Article:
◆ ◆ ◆

Then like mid circle, right as we're passing the horse trailer he starts loping sideways, nearly runs into the horse trailer, and does a nice sliding stop where his halter is tied to the side of it. So I made him yield his hindquarters and tried again, starting at trotting circles then loping. Then he passed the trailer perfectly, did a flying lead change then did a circle and headed towards my house. I did a one-rein stop, repeated last process.

It just seems like there is always some place he wants to be, and by golly he's gonna get there! If I lunge him, he's perfect (we already went through not dragging mommy around to where he wants to go) but it seems I just cant figure out how to fix this undersaddle. We go through this everyday. He knows he can get away with it.

Ive found if I make him lope faster then he wont pull it, he wont even do a flying lead change, but then I have a nearly galloping horse (he takes it to the next level) and if I try and ask him to slow down after that spot then he starts going sideways to a new spot or breaks down all together. And so far the speeding up trick hasn't helped the next day.

Ive thought of two other tricks, after that Im lost.

◆ ◆ ◆

Material shown:
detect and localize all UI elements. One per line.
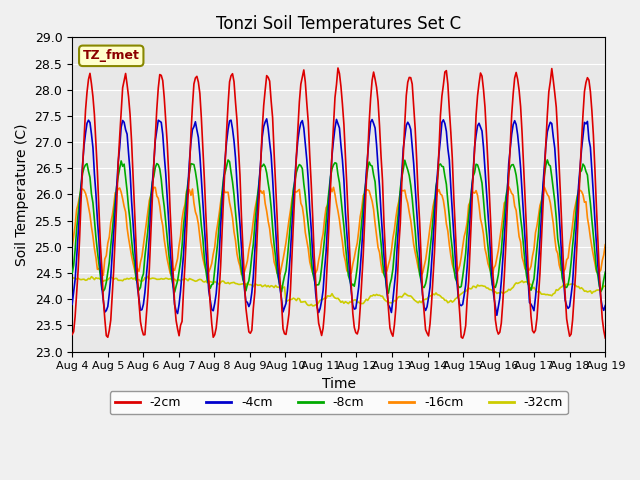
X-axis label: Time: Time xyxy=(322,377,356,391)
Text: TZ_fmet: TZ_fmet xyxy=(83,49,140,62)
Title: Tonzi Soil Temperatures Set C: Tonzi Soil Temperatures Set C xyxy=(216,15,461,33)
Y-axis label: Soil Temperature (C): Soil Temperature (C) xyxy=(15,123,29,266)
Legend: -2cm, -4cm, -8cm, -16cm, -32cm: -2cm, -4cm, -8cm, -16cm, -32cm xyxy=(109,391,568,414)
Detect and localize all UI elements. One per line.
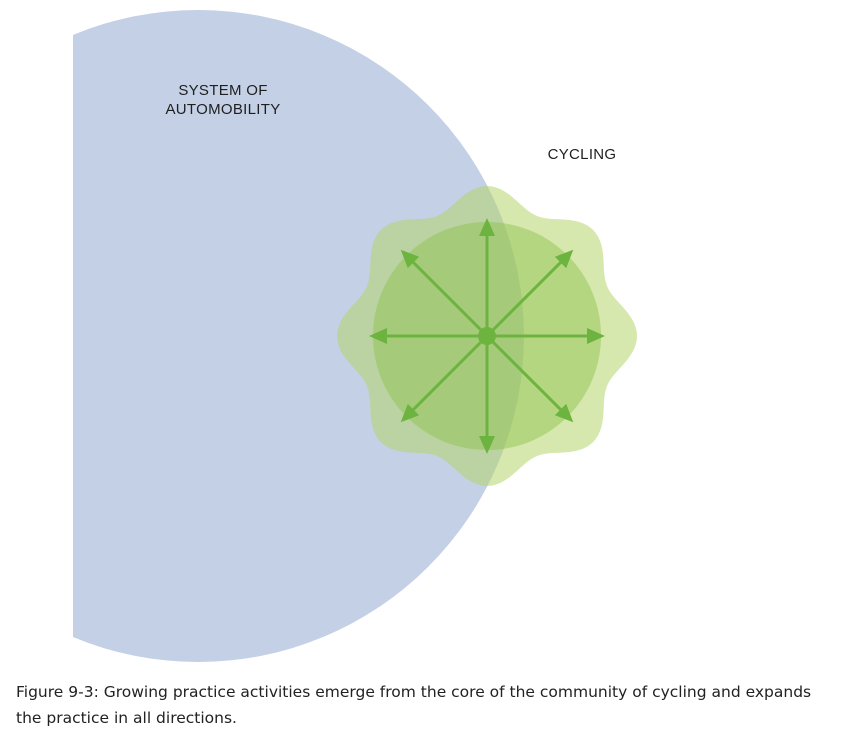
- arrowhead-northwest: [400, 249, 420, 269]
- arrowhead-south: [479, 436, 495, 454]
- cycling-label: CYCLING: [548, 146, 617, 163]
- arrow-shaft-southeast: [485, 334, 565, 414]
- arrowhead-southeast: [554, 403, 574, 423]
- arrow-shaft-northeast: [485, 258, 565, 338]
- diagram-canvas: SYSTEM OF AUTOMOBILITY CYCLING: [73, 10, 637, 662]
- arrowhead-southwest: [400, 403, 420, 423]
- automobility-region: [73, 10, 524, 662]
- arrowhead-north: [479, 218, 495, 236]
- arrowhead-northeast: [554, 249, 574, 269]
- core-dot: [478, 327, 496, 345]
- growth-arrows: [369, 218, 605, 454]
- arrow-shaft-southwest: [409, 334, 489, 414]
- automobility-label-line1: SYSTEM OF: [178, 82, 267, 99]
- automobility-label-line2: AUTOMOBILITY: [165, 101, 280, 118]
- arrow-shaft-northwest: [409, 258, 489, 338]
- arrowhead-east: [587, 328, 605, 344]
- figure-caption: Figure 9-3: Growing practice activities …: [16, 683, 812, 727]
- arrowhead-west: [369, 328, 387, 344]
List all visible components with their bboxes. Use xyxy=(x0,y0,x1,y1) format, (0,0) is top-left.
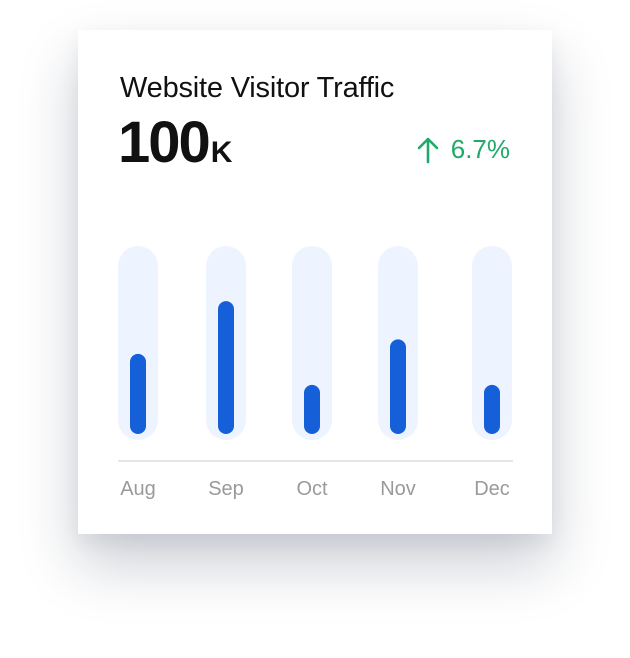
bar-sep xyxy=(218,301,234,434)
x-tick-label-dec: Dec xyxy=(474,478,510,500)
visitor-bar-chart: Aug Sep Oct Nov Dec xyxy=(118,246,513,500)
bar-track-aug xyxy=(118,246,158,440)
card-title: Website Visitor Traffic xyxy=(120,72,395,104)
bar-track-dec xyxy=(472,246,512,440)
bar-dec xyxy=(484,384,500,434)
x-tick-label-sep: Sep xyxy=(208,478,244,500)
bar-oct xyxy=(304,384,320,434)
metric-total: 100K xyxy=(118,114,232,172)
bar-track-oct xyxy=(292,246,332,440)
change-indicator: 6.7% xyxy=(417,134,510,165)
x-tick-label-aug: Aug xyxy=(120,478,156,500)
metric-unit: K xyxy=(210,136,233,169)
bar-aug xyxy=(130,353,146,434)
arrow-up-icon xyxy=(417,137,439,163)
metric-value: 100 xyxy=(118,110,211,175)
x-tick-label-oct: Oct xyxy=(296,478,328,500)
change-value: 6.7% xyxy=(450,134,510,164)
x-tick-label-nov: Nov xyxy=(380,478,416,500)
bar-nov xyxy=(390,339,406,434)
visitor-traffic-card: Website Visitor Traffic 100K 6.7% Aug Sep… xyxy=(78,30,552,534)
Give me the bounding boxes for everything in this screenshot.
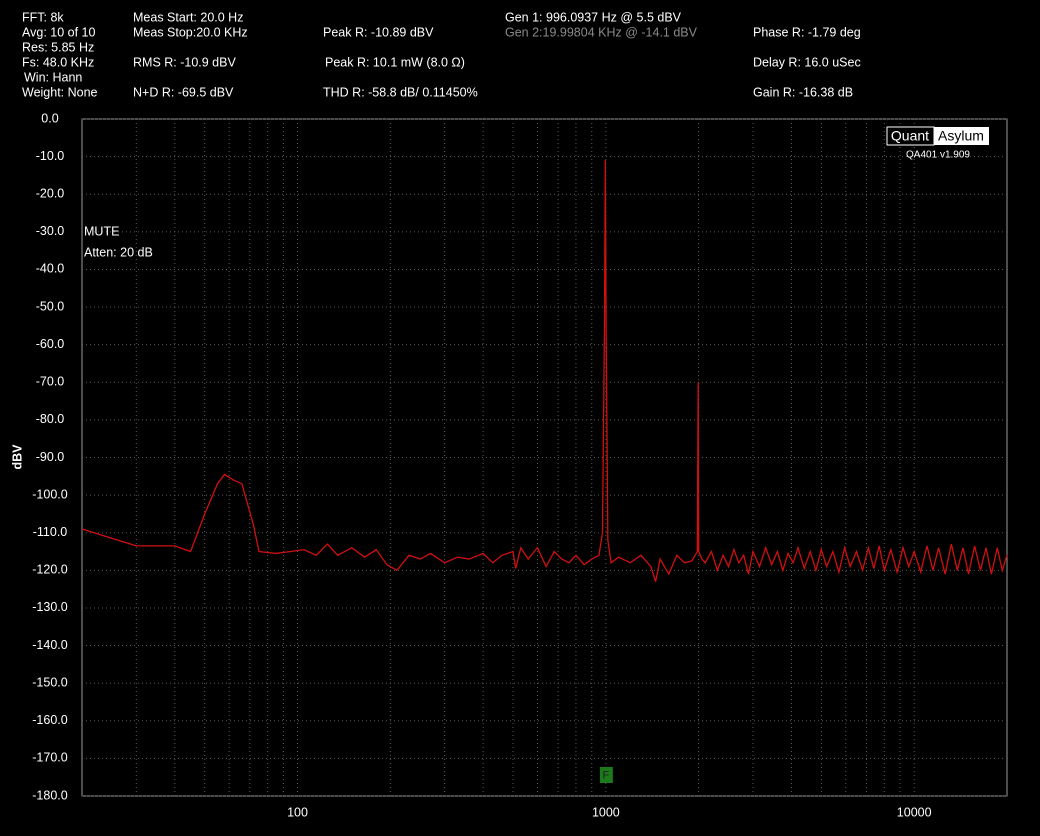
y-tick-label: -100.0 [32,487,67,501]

◆ ◆ ◆

The tasks:
(a) From the post about the horse that pulls toward places under saddle, write out the passage starting at "It just seems" and ending at "that Im lost.".
(b) Carry the post about the horse that pulls toward places under saddle onward from its final sentence.

Answers to each task:
(a)
It just seems like there is always some place he wants to be, and by golly he's gonna get there! If I lunge him, he's perfect (we already went through not dragging mommy around to where he wants to go) but it seems I just cant figure out how to fix this undersaddle. We go through this everyday. He knows he can get away with it.

Ive found if I make him lope faster then he wont pull it, he wont even do a flying lead change, but then I have a nearly galloping horse (he takes it to the next level) and if I try and ask him to slow down after that spot then he starts going sideways to a new spot or breaks down all together. And so far the speeding up trick hasn't helped the next day.

Ive thought of two other tricks, after that Im lost.

(b)
1) As soon as he starts drifting firmly (yet not really hard) pop him on the butt with the crop. He knows this as 'stop fooling around, listen to me, and get back to work'

2) As soon as I feel him start drifting do a one-rein stop, have him stand, then try again (a trainer's trick)

Those are the only things I can think of to try,

Any help would be great,
ThePaintGirl.

P.S. Im writing this late at night so I may not have worded something the best or used the best word to describe something. Please keep this in mind when reading and replying, thanks.

P.S.S. Not sure if it matters but, all his tack has been pro checked and fitted, he has had vet and chiro check ups. I ride him with a full-cheek snaffle, and i ride him with those short nub english spurs (because im short and its impossible to get my heels to touch him, they are used to extend my heel so I can actually touch him with my heel when it comes to yielding the hindquarters or when he ignores my leg-recommended by an experienced rider)

Never forgot the horse that taught you to be fearless (Braveheart RIP) the horse that taught you to stay strong no matter how bumpy the road is (Caesar) and the horse that always had to test gravity by throwing you in the air (Cali)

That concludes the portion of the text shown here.